#### Written task
Go through the entries below and retype them exactly, omitting each picture.

□ □ □ □

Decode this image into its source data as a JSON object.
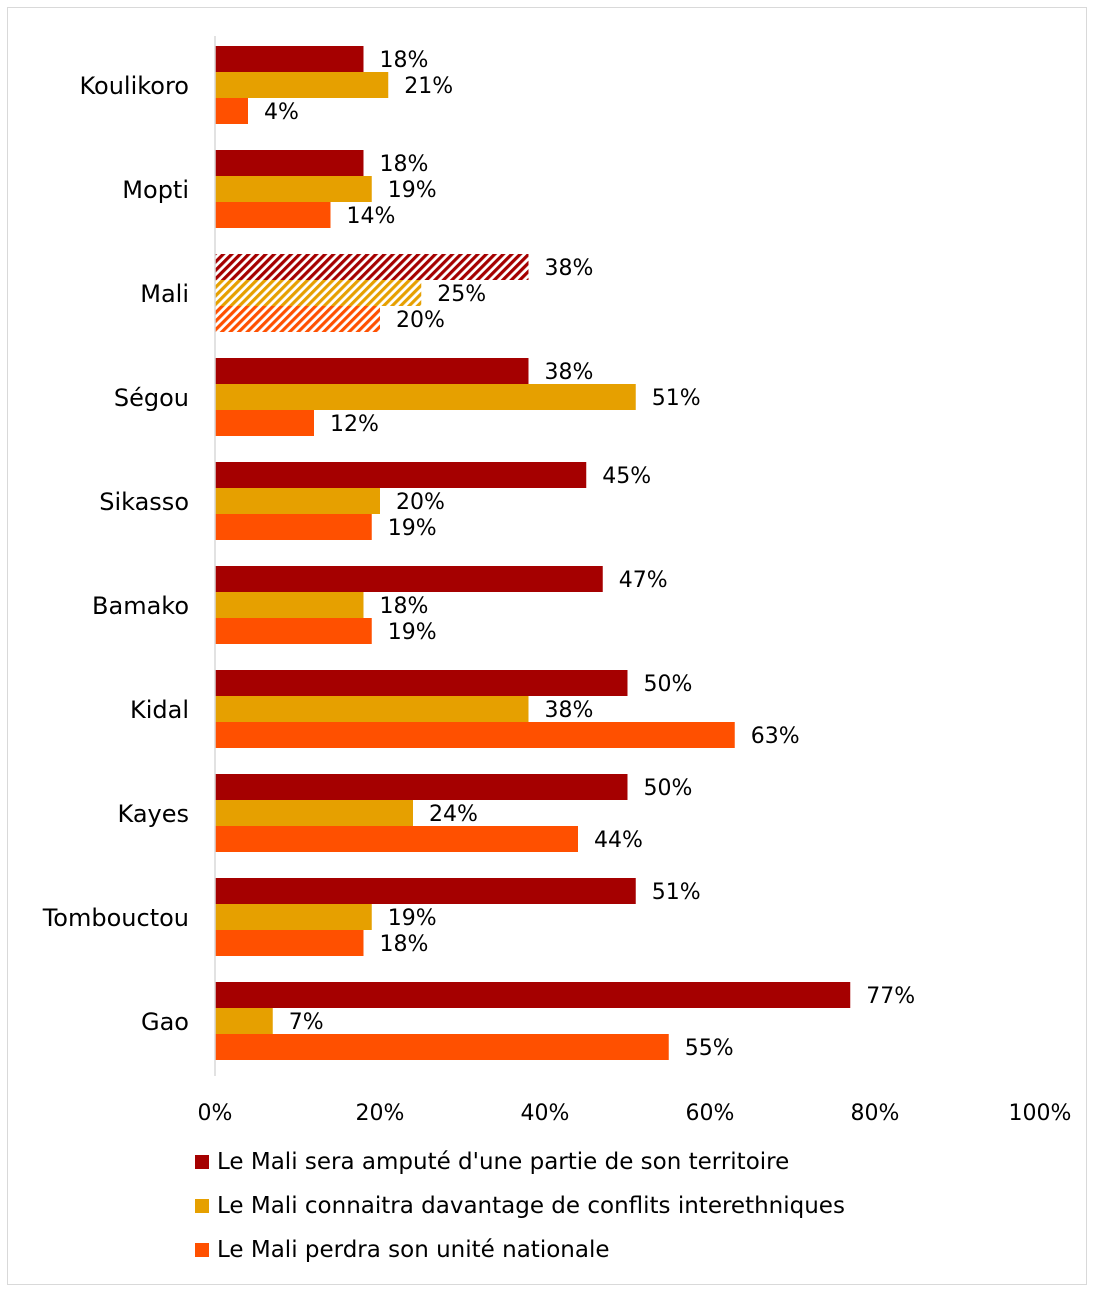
{
  "chart_data": {
    "type": "bar",
    "orientation": "horizontal",
    "categories": [
      "Koulikoro",
      "Mopti",
      "Mali",
      "Ségou",
      "Sikasso",
      "Bamako",
      "Kidal",
      "Kayes",
      "Tombouctou",
      "Gao"
    ],
    "highlighted_category": "Mali",
    "series": [
      {
        "name": "Le Mali sera amputé d'une partie de son territoire",
        "color": "#A50000",
        "values": [
          18,
          18,
          38,
          38,
          45,
          47,
          50,
          50,
          51,
          77
        ],
        "labels": [
          "18%",
          "18%",
          "38%",
          "38%",
          "45%",
          "47%",
          "50%",
          "50%",
          "51%",
          "77%"
        ]
      },
      {
        "name": "Le Mali connaitra davantage de conflits interethniques",
        "color": "#E6A000",
        "values": [
          21,
          19,
          25,
          51,
          20,
          18,
          38,
          24,
          19,
          7
        ],
        "labels": [
          "21%",
          "19%",
          "25%",
          "51%",
          "20%",
          "18%",
          "38%",
          "24%",
          "19%",
          "7%"
        ]
      },
      {
        "name": "Le Mali perdra son unité nationale",
        "color": "#FF5000",
        "values": [
          4,
          14,
          20,
          12,
          19,
          19,
          63,
          44,
          18,
          55
        ],
        "labels": [
          "4%",
          "14%",
          "20%",
          "12%",
          "19%",
          "19%",
          "63%",
          "44%",
          "18%",
          "55%"
        ]
      }
    ],
    "xlim": [
      0,
      100
    ],
    "x_ticks": [
      "0%",
      "20%",
      "40%",
      "60%",
      "80%",
      "100%"
    ],
    "grid": false,
    "legend_position": "bottom"
  }
}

□ □ □ □

#### Reply
Decode this image into its source data as a JSON object.
{
  "chart_data": {
    "type": "bar",
    "orientation": "horizontal",
    "categories": [
      "Koulikoro",
      "Mopti",
      "Mali",
      "Ségou",
      "Sikasso",
      "Bamako",
      "Kidal",
      "Kayes",
      "Tombouctou",
      "Gao"
    ],
    "highlighted_category": "Mali",
    "series": [
      {
        "name": "Le Mali sera amputé d'une partie de son territoire",
        "color": "#A50000",
        "values": [
          18,
          18,
          38,
          38,
          45,
          47,
          50,
          50,
          51,
          77
        ],
        "labels": [
          "18%",
          "18%",
          "38%",
          "38%",
          "45%",
          "47%",
          "50%",
          "50%",
          "51%",
          "77%"
        ]
      },
      {
        "name": "Le Mali connaitra davantage de conflits interethniques",
        "color": "#E6A000",
        "values": [
          21,
          19,
          25,
          51,
          20,
          18,
          38,
          24,
          19,
          7
        ],
        "labels": [
          "21%",
          "19%",
          "25%",
          "51%",
          "20%",
          "18%",
          "38%",
          "24%",
          "19%",
          "7%"
        ]
      },
      {
        "name": "Le Mali perdra son unité nationale",
        "color": "#FF5000",
        "values": [
          4,
          14,
          20,
          12,
          19,
          19,
          63,
          44,
          18,
          55
        ],
        "labels": [
          "4%",
          "14%",
          "20%",
          "12%",
          "19%",
          "19%",
          "63%",
          "44%",
          "18%",
          "55%"
        ]
      }
    ],
    "xlim": [
      0,
      100
    ],
    "x_ticks": [
      "0%",
      "20%",
      "40%",
      "60%",
      "80%",
      "100%"
    ],
    "grid": false,
    "legend_position": "bottom"
  }
}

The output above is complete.